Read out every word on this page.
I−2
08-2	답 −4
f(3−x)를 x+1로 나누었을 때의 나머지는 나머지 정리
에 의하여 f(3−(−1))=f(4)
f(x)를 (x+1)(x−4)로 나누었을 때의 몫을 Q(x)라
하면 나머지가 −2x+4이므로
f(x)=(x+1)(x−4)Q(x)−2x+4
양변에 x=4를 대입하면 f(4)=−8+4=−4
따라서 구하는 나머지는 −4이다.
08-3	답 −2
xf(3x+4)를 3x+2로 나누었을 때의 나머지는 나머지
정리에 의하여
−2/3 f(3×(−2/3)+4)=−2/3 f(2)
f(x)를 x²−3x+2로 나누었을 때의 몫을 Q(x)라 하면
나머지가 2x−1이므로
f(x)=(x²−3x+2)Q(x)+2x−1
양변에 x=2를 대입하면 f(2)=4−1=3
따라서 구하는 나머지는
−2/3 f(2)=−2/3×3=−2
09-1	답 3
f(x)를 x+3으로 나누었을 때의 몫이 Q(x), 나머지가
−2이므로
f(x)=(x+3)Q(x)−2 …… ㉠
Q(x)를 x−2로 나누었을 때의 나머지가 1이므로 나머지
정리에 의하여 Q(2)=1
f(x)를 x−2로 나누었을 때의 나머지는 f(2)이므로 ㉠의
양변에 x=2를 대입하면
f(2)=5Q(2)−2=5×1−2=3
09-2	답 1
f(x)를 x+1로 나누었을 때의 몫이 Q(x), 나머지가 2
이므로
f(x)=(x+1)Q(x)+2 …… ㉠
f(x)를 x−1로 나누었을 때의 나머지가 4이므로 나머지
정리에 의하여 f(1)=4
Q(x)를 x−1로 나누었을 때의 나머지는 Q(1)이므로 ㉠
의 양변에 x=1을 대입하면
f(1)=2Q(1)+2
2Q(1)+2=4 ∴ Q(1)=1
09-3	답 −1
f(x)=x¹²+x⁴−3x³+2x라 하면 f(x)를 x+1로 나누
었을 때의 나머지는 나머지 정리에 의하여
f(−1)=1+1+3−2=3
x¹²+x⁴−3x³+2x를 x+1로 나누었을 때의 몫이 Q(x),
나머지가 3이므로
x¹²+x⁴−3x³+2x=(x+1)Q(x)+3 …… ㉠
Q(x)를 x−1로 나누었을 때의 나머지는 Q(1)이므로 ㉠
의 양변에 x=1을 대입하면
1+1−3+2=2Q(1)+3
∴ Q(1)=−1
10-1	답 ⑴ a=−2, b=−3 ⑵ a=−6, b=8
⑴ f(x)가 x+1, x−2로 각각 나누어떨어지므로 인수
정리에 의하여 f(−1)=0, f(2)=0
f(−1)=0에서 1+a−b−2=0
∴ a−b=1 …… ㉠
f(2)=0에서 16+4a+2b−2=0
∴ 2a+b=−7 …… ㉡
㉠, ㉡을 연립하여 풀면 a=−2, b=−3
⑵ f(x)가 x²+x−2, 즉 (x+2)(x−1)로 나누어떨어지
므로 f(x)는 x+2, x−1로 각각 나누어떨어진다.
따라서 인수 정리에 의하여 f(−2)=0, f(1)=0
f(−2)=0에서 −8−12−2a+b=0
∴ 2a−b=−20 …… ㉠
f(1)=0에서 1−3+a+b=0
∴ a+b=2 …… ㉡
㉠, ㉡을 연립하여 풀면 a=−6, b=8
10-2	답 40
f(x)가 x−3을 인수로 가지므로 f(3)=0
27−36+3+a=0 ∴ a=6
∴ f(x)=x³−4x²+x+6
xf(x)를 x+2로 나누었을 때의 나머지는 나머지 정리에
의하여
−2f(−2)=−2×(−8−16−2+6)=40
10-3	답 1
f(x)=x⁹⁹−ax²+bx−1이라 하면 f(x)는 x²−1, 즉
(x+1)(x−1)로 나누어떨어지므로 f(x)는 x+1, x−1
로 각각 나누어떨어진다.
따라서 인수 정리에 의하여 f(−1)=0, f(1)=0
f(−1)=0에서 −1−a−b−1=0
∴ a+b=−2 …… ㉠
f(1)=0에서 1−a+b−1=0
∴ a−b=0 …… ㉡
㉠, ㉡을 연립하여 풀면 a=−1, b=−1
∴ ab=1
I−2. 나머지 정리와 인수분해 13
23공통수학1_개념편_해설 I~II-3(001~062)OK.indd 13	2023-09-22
- - -
■ **What the task asks**
All of the data must be returned exactly.

■ **Answer to this problem**
Read out every word on this page.
I−2
08-2	답 −4
f(3−x)를 x+1로 나누었을 때의 나머지는 나머지 정리
에 의하여 f(3−(−1))=f(4)
f(x)를 (x+1)(x−4)로 나누었을 때의 몫을 Q(x)라
하면 나머지가 −2x+4이므로
f(x)=(x+1)(x−4)Q(x)−2x+4
양변에 x=4를 대입하면 f(4)=−8+4=−4
따라서 구하는 나머지는 −4이다.
08-3	답 −2
xf(3x+4)를 3x+2로 나누었을 때의 나머지는 나머지
정리에 의하여
−2/3 f(3×(−2/3)+4)=−2/3 f(2)
f(x)를 x²−3x+2로 나누었을 때의 몫을 Q(x)라 하면
나머지가 2x−1이므로
f(x)=(x²−3x+2)Q(x)+2x−1
양변에 x=2를 대입하면 f(2)=4−1=3
따라서 구하는 나머지는
−2/3 f(2)=−2/3×3=−2
09-1	답 3
f(x)를 x+3으로 나누었을 때의 몫이 Q(x), 나머지가
−2이므로
f(x)=(x+3)Q(x)−2 …… ㉠
Q(x)를 x−2로 나누었을 때의 나머지가 1이므로 나머지
정리에 의하여 Q(2)=1
f(x)를 x−2로 나누었을 때의 나머지는 f(2)이므로 ㉠의
양변에 x=2를 대입하면
f(2)=5Q(2)−2=5×1−2=3
09-2	답 1
f(x)를 x+1로 나누었을 때의 몫이 Q(x), 나머지가 2
이므로
f(x)=(x+1)Q(x)+2 …… ㉠
f(x)를 x−1로 나누었을 때의 나머지가 4이므로 나머지
정리에 의하여 f(1)=4
Q(x)를 x−1로 나누었을 때의 나머지는 Q(1)이므로 ㉠
의 양변에 x=1을 대입하면
f(1)=2Q(1)+2
2Q(1)+2=4 ∴ Q(1)=1
09-3	답 −1
f(x)=x¹²+x⁴−3x³+2x라 하면 f(x)를 x+1로 나누
었을 때의 나머지는 나머지 정리에 의하여
f(−1)=1+1+3−2=3
x¹²+x⁴−3x³+2x를 x+1로 나누었을 때의 몫이 Q(x),
나머지가 3이므로
x¹²+x⁴−3x³+2x=(x+1)Q(x)+3 …… ㉠
Q(x)를 x−1로 나누었을 때의 나머지는 Q(1)이므로 ㉠
의 양변에 x=1을 대입하면
1+1−3+2=2Q(1)+3
∴ Q(1)=−1
10-1	답 ⑴ a=−2, b=−3 ⑵ a=−6, b=8
⑴ f(x)가 x+1, x−2로 각각 나누어떨어지므로 인수
정리에 의하여 f(−1)=0, f(2)=0
f(−1)=0에서 1+a−b−2=0
∴ a−b=1 …… ㉠
f(2)=0에서 16+4a+2b−2=0
∴ 2a+b=−7 …… ㉡
㉠, ㉡을 연립하여 풀면 a=−2, b=−3
⑵ f(x)가 x²+x−2, 즉 (x+2)(x−1)로 나누어떨어지
므로 f(x)는 x+2, x−1로 각각 나누어떨어진다.
따라서 인수 정리에 의하여 f(−2)=0, f(1)=0
f(−2)=0에서 −8−12−2a+b=0
∴ 2a−b=−20 …… ㉠
f(1)=0에서 1−3+a+b=0
∴ a+b=2 …… ㉡
㉠, ㉡을 연립하여 풀면 a=−6, b=8
10-2	답 40
f(x)가 x−3을 인수로 가지므로 f(3)=0
27−36+3+a=0 ∴ a=6
∴ f(x)=x³−4x²+x+6
xf(x)를 x+2로 나누었을 때의 나머지는 나머지 정리에
의하여
−2f(−2)=−2×(−8−16−2+6)=40
10-3	답 1
f(x)=x⁹⁹−ax²+bx−1이라 하면 f(x)는 x²−1, 즉
(x+1)(x−1)로 나누어떨어지므로 f(x)는 x+1, x−1
로 각각 나누어떨어진다.
따라서 인수 정리에 의하여 f(−1)=0, f(1)=0
f(−1)=0에서 −1−a−b−1=0
∴ a+b=−2 …… ㉠
f(1)=0에서 1−a+b−1=0
∴ a−b=0 …… ㉡
㉠, ㉡을 연립하여 풀면 a=−1, b=−1
∴ ab=1
I−2. 나머지 정리와 인수분해 13
23공통수학1_개념편_해설 I~II-3(001~062)OK.indd 13	2023-09-22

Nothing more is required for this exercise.